BRIEF: All the records that follow need to be reproduced exactly. Omit the images.

DATASET ROWS:
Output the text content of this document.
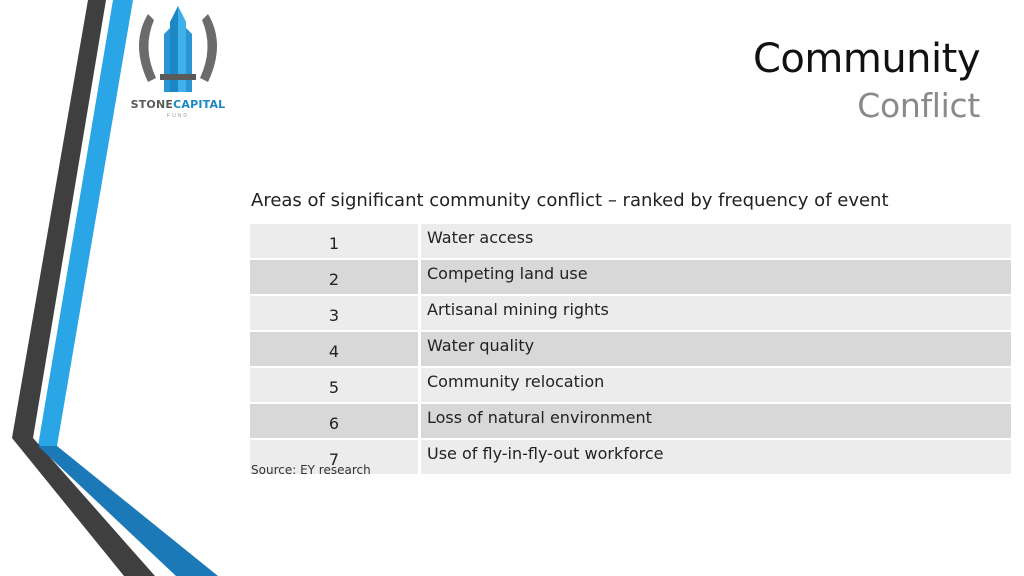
STONECAPITAL
FUND
Community
Conflict
Areas of significant community conflict – ranked by frequency of event
1	Water access
2	Competing land use
3	Artisanal mining rights
4	Water quality
5	Community relocation
6	Loss of natural environment
7	Use of fly-in-fly-out workforce
Source: EY research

THE REPLY:
Output the text content of this document.
STONECAPITAL
FUND
Community
Conflict
Areas of significant community conflict – ranked by frequency of event
1	Water access
2	Competing land use
3	Artisanal mining rights
4	Water quality
5	Community relocation
6	Loss of natural environment
7	Use of fly-in-fly-out workforce
Source: EY research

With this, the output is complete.